-- Start Data records --

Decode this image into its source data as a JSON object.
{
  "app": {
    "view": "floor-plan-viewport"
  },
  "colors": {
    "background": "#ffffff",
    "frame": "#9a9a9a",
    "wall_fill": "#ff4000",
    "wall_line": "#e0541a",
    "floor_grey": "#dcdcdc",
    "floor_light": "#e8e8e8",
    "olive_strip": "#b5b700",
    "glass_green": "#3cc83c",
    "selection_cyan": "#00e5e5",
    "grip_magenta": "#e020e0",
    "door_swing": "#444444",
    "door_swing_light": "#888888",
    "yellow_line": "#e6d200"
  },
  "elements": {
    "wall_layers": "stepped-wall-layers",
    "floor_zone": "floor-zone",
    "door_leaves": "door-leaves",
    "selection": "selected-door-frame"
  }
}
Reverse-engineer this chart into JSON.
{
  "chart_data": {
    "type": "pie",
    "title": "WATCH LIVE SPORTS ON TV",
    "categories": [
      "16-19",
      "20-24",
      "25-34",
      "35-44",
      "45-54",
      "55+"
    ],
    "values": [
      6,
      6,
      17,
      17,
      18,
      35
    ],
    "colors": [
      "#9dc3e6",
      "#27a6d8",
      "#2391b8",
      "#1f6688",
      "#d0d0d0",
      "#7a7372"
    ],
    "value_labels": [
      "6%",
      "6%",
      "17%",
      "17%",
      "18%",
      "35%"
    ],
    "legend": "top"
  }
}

-- End Data records --

* _Written request_
Reproduce each line from the records that contains the word "into".

* _Answer to the exercise_
Decode this image into its source data as a JSON object.
Reverse-engineer this chart into JSON.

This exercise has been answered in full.